INSTRUCCIONES >>
1. Según el texto sobre el camino al Gólgota, ¿qué altura aproximada tenía el Monte de la Calavera?
2. Transcribe tal cual el pasaje del texto sobre el camino al Gólgota que va desde "Todo, aquí y" hasta "Quién se es.", ambos incluidos.
++++ SECCIÓN DEL DOCUMENTO
Serie “De Jerusalén al Gólgota” – VII. María

                                                 

Podemos decir, sin temor a equivocarnos, que el final de la vida de Cristo o, mejor, el camino que lo llevó desde su injusta condena a muerte hasta la muerte misma estuvo repleto de momentos cruciales para la vida de la humanidad. Y es que no era, sólo, un hombre quien iba cargando con la cruz (fuera un madero o los dos) sino que era Dios mismo Quien, en un último y soberano esfuerzo físico y espiritual, entregaba lo poco que le quedaba de su ser hombre.

Todo, aquí y en esto, es grande. Lo es, incluso, que el Procurador Pilato, vencido por sus propios miedos, entregara a Jesús a sus perseguidores. Y, desde ahí hasta el momento mismo de su muerte, todo anuncia; todo es alborada de salvación; todo es, en fin, muestra de lo que significa ser consciente de Quién se es.

Aquel camino, ciertamente, no suponía una distancia exagerada. Situado fuera de Jerusalén, el llamado Monte de la Calavera (véase Gólgota) era, eso sí, un montículo de unos cinco metros de alto muy propio para ejecutar a los que consideraban merecedores de una muerte tan infamante como era la crucifixión. Y a ella lo habían condenado a Jesús:

“Toda la muchedumbre se puso a gritar a una: ¡Fuera ése, suéltanos a Barrabás! Este había sido encarcelado por un motín que hubo en la ciudad y por asesinato. Pilato les habló de nuevo, intentando librar a Jesús, pero ellos seguían gritando: ‘¡Crucifícale, crucifícale!’” (Lc 23, 18-21)

Aquella muerte, sin embargo, iba precedida de una agonía que bien puede pasar a la historia como el camino más sangriento jamás recorrido por mortal alguno. Y es que el espacio que mediaba entre la Ciudad Santa y aquel Calvario fue regado abundantemente con la sangre santa del Hijo de Dios.

Jerusalén había sido el destino anhelado por Cristo. Allí había ido para ser glorificado por el pueblo que lo amaba según mostraba con alegría y gozo. Pero Jerusalén también había sido el lugar donde el hombre, tomado por el Mal, lo había acusado y procurado que su sentencia fuera lo más dura posible.
++++++++
++++ DATOS SIN PROCESAR
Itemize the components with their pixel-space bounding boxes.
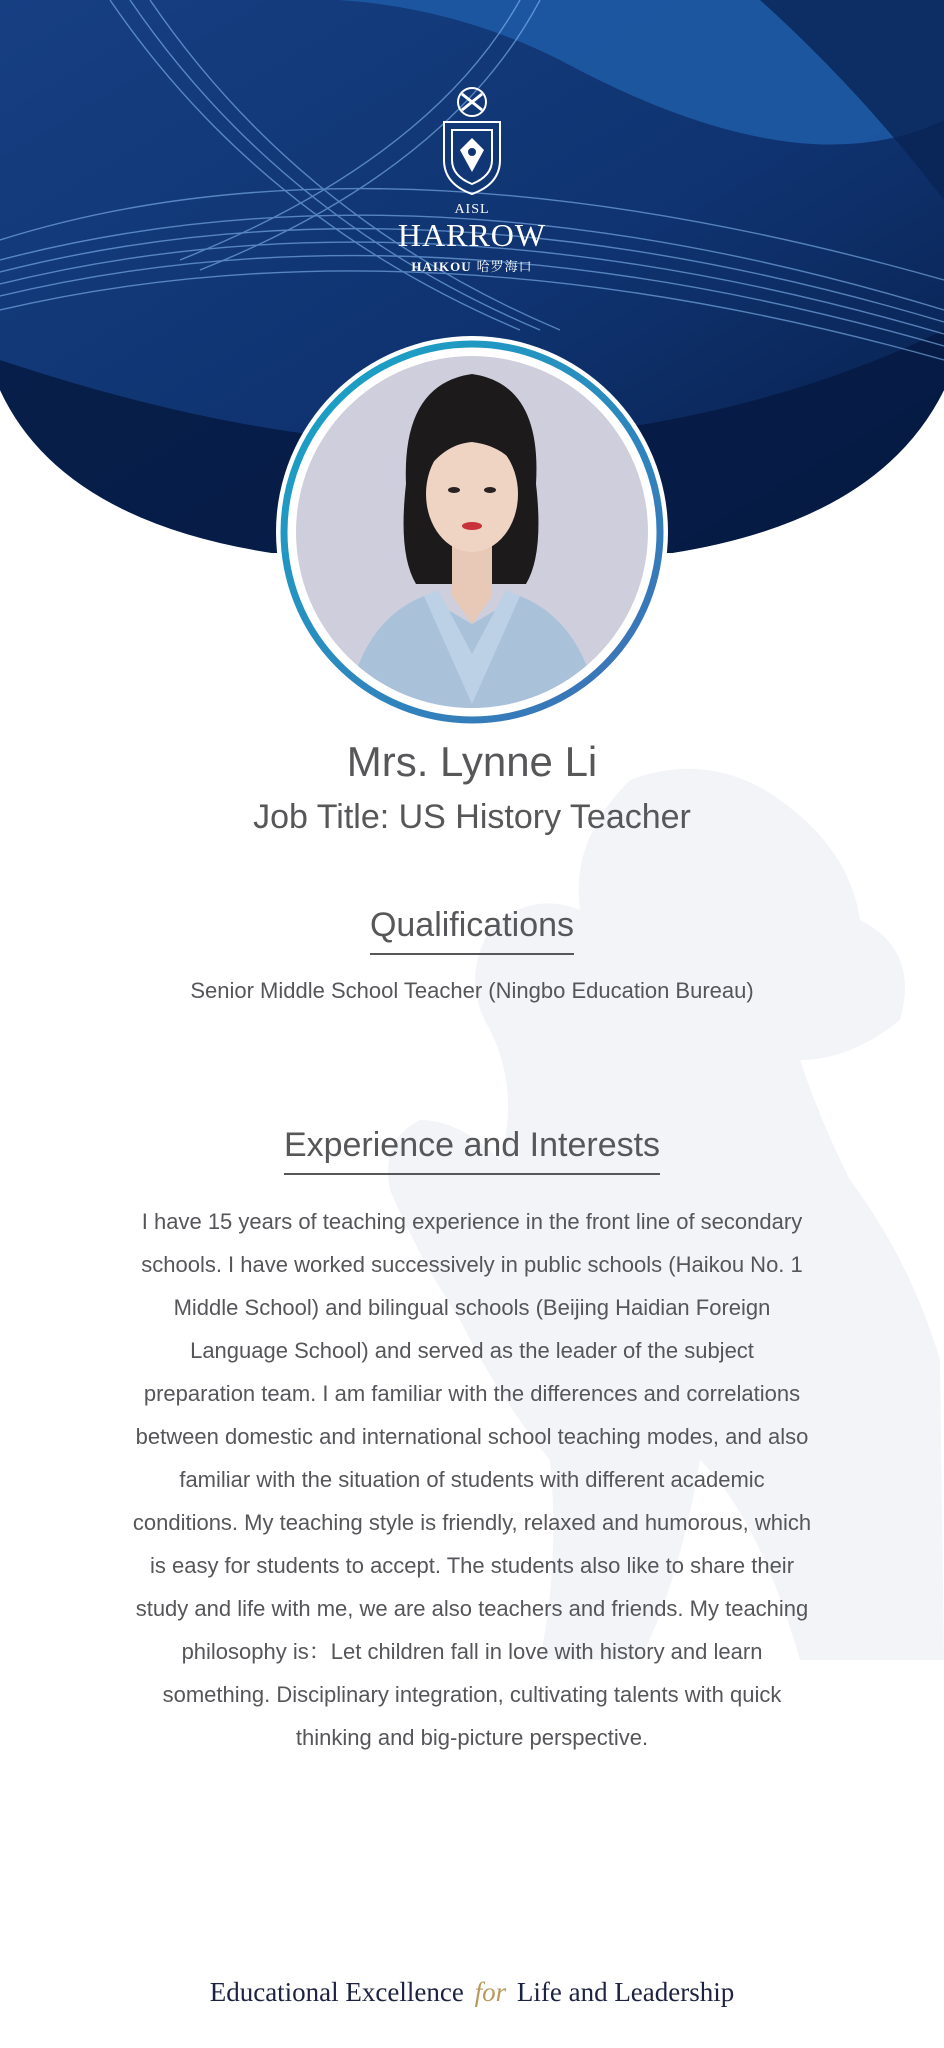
++++++++
SOLUCIONES >>
1. Unos cinco metros de alto.

2.
Todo, aquí y en esto, es grande. Lo es, incluso, que el Procurador Pilato, vencido por sus propios miedos, entregara a Jesús a sus perseguidores. Y, desde ahí hasta el momento mismo de su muerte, todo anuncia; todo es alborada de salvación; todo es, en fin, muestra de lo que significa ser consciente de Quién se es.